## GIVEN REQUEST
Return all the entries exactly, keeping pictures out.

## RECORDS FOR THE EXERCISE
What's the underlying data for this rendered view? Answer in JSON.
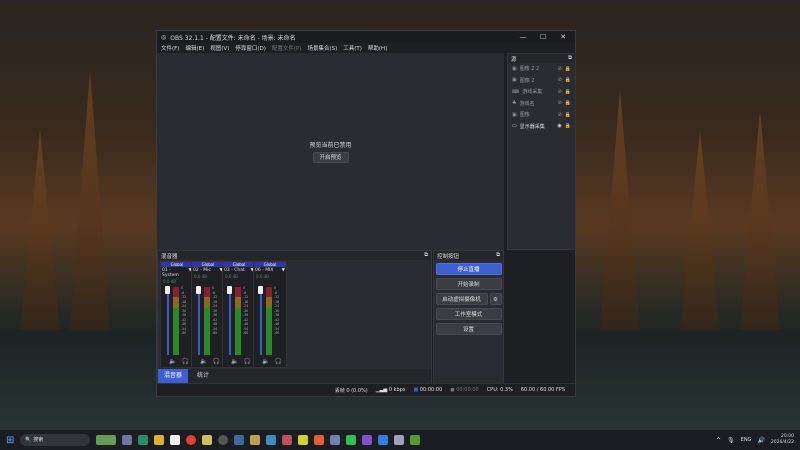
{
  "window": {
    "title": "OBS 32.1.1 - 配置文件: 未命名 - 场景: 未命名",
    "minimize": "—",
    "maximize": "☐",
    "close": "✕"
  },
  "menu": [
    "文件(F)",
    "编辑(E)",
    "视图(V)",
    "停靠窗口(D)",
    "配置文件(P)",
    "场景集合(S)",
    "工具(T)",
    "帮助(H)"
  ],
  "preview": {
    "message": "预览当前已禁用",
    "button": "开启预览"
  },
  "sources": {
    "title": "源",
    "items": [
      {
        "name": "图像 2 2",
        "icon": "image-icon",
        "visible": false
      },
      {
        "name": "图像 2",
        "icon": "image-icon",
        "visible": false
      },
      {
        "name": "游戏采集",
        "icon": "gamepad-icon",
        "visible": false
      },
      {
        "name": "游戏名",
        "icon": "text-icon",
        "visible": false
      },
      {
        "name": "图像",
        "icon": "image-icon",
        "visible": false
      },
      {
        "name": "显示器采集",
        "icon": "monitor-icon",
        "visible": true
      }
    ]
  },
  "mixer": {
    "title": "混音器",
    "channels": [
      {
        "group": "Global",
        "name": "01 - System",
        "db": "0.0 dB"
      },
      {
        "group": "Global",
        "name": "02 - Mic",
        "db": "0.0 dB"
      },
      {
        "group": "Global",
        "name": "03 - Chat",
        "db": "0.0 dB"
      },
      {
        "group": "Global",
        "name": "06 - MIX",
        "db": "0.0 dB"
      }
    ],
    "scale": [
      "0",
      "-6",
      "-12",
      "-18",
      "-24",
      "-30",
      "-36",
      "-42",
      "-48",
      "-54",
      "-60"
    ],
    "tabs": [
      "混音器",
      "统计"
    ]
  },
  "controls": {
    "title": "控制按钮",
    "stop_stream": "停止直播",
    "start_record": "开始录制",
    "virtual_cam": "启动虚拟摄像机",
    "studio_mode": "工作室模式",
    "settings": "设置",
    "accent": "#3d5fd1"
  },
  "status": {
    "dropped": "丢帧 0 (0.0%)",
    "bitrate": "0 kbps",
    "stream_time": "00:00:00",
    "record_time": "00:00:00",
    "cpu": "CPU: 0.3%",
    "fps": "60.00 / 60.00 FPS"
  },
  "taskbar": {
    "search": "搜索",
    "lang": "ENG",
    "time": "20:00",
    "date": "2026/4/22"
  }
}
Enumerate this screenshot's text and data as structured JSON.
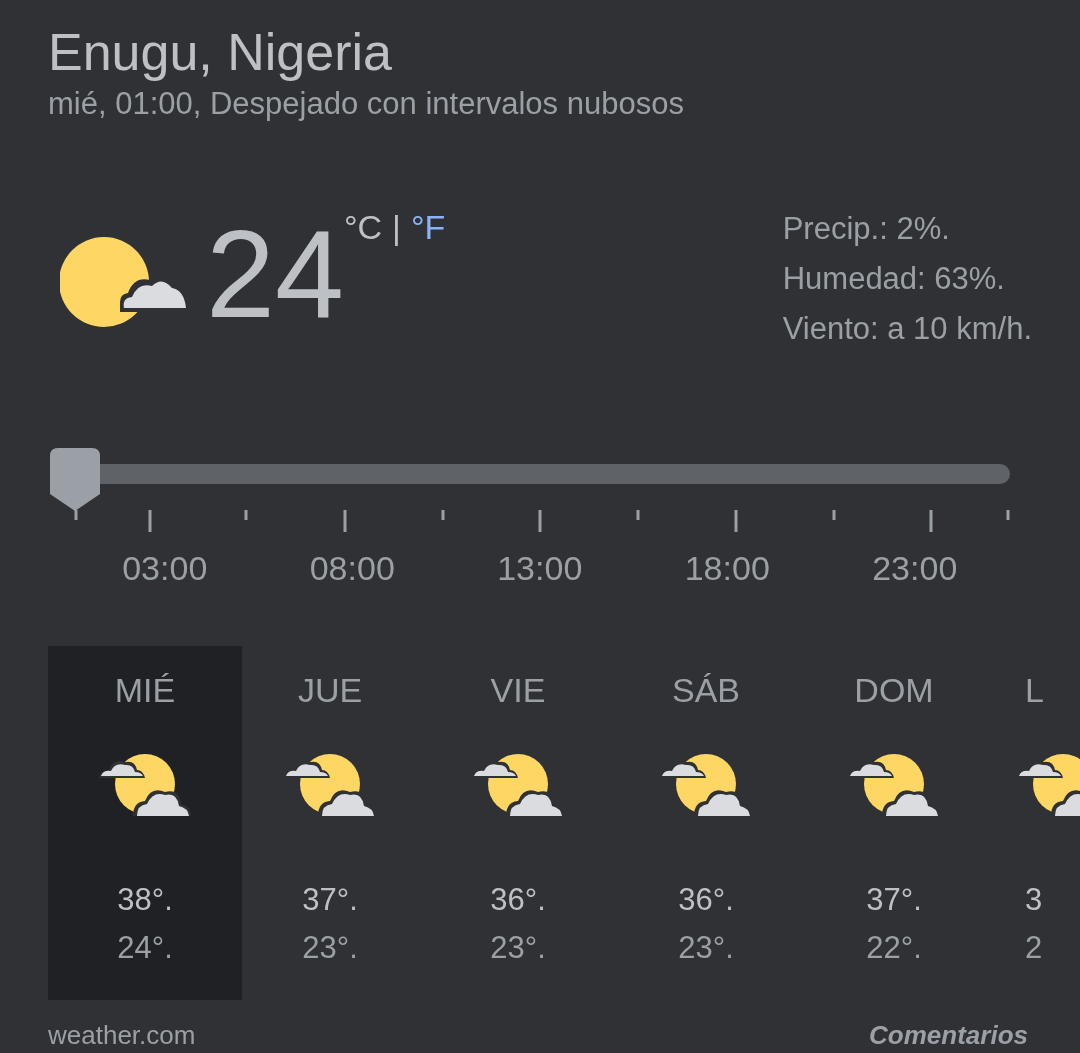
{
  "location": "Enugu, Nigeria",
  "subtitle": "mié, 01:00, Despejado con intervalos nubosos",
  "current": {
    "temperature": "24",
    "units": [
      {
        "label": "°C",
        "selected": true
      },
      {
        "label": "°F",
        "selected": false
      }
    ],
    "separator": "|",
    "details": [
      "Precip.: 2%.",
      "Humedad: 63%.",
      "Viento: a 10 km/h."
    ]
  },
  "slider": {
    "level": 0,
    "hours": [
      "03:00",
      "08:00",
      "13:00",
      "18:00",
      "23:00"
    ]
  },
  "days": [
    {
      "day": "MIÉ",
      "high": "38°.",
      "low": "24°.",
      "selected": true
    },
    {
      "day": "JUE",
      "high": "37°.",
      "low": "23°.",
      "selected": false
    },
    {
      "day": "VIE",
      "high": "36°.",
      "low": "23°.",
      "selected": false
    },
    {
      "day": "SÁB",
      "high": "36°.",
      "low": "23°.",
      "selected": false
    },
    {
      "day": "DOM",
      "high": "37°.",
      "low": "22°.",
      "selected": false
    },
    {
      "day": "L",
      "high": "3",
      "low": "2",
      "selected": false
    }
  ],
  "footer": {
    "source": "weather.com",
    "feedback": "Comentarios"
  }
}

## COMPLETE RESPONSE
What's the underlying data for this rendered view? Answer in JSON.
{
  "window": {
    "title": "OBS 32.1.1 - 配置文件: 未命名 - 场景: 未命名",
    "minimize": "—",
    "maximize": "☐",
    "close": "✕"
  },
  "menu": [
    "文件(F)",
    "编辑(E)",
    "视图(V)",
    "停靠窗口(D)",
    "配置文件(P)",
    "场景集合(S)",
    "工具(T)",
    "帮助(H)"
  ],
  "preview": {
    "message": "预览当前已禁用",
    "button": "开启预览"
  },
  "sources": {
    "title": "源",
    "items": [
      {
        "name": "图像 2 2",
        "icon": "image-icon",
        "visible": false
      },
      {
        "name": "图像 2",
        "icon": "image-icon",
        "visible": false
      },
      {
        "name": "游戏采集",
        "icon": "gamepad-icon",
        "visible": false
      },
      {
        "name": "游戏名",
        "icon": "text-icon",
        "visible": false
      },
      {
        "name": "图像",
        "icon": "image-icon",
        "visible": false
      },
      {
        "name": "显示器采集",
        "icon": "monitor-icon",
        "visible": true
      }
    ]
  },
  "mixer": {
    "title": "混音器",
    "channels": [
      {
        "group": "Global",
        "name": "01 - System",
        "db": "0.0 dB"
      },
      {
        "group": "Global",
        "name": "02 - Mic",
        "db": "0.0 dB"
      },
      {
        "group": "Global",
        "name": "03 - Chat",
        "db": "0.0 dB"
      },
      {
        "group": "Global",
        "name": "06 - MIX",
        "db": "0.0 dB"
      }
    ],
    "scale": [
      "0",
      "-6",
      "-12",
      "-18",
      "-24",
      "-30",
      "-36",
      "-42",
      "-48",
      "-54",
      "-60"
    ],
    "tabs": [
      "混音器",
      "统计"
    ]
  },
  "controls": {
    "title": "控制按钮",
    "stop_stream": "停止直播",
    "start_record": "开始录制",
    "virtual_cam": "启动虚拟摄像机",
    "studio_mode": "工作室模式",
    "settings": "设置",
    "accent": "#3d5fd1"
  },
  "status": {
    "dropped": "丢帧 0 (0.0%)",
    "bitrate": "0 kbps",
    "stream_time": "00:00:00",
    "record_time": "00:00:00",
    "cpu": "CPU: 0.3%",
    "fps": "60.00 / 60.00 FPS"
  },
  "taskbar": {
    "search": "搜索",
    "lang": "ENG",
    "time": "20:00",
    "date": "2026/4/22"
  }
}
Enumerate this screenshot's text and data as structured JSON.
{
  "location": "Enugu, Nigeria",
  "subtitle": "mié, 01:00, Despejado con intervalos nubosos",
  "current": {
    "temperature": "24",
    "units": [
      {
        "label": "°C",
        "selected": true
      },
      {
        "label": "°F",
        "selected": false
      }
    ],
    "separator": "|",
    "details": [
      "Precip.: 2%.",
      "Humedad: 63%.",
      "Viento: a 10 km/h."
    ]
  },
  "slider": {
    "level": 0,
    "hours": [
      "03:00",
      "08:00",
      "13:00",
      "18:00",
      "23:00"
    ]
  },
  "days": [
    {
      "day": "MIÉ",
      "high": "38°.",
      "low": "24°.",
      "selected": true
    },
    {
      "day": "JUE",
      "high": "37°.",
      "low": "23°.",
      "selected": false
    },
    {
      "day": "VIE",
      "high": "36°.",
      "low": "23°.",
      "selected": false
    },
    {
      "day": "SÁB",
      "high": "36°.",
      "low": "23°.",
      "selected": false
    },
    {
      "day": "DOM",
      "high": "37°.",
      "low": "22°.",
      "selected": false
    },
    {
      "day": "L",
      "high": "3",
      "low": "2",
      "selected": false
    }
  ],
  "footer": {
    "source": "weather.com",
    "feedback": "Comentarios"
  }
}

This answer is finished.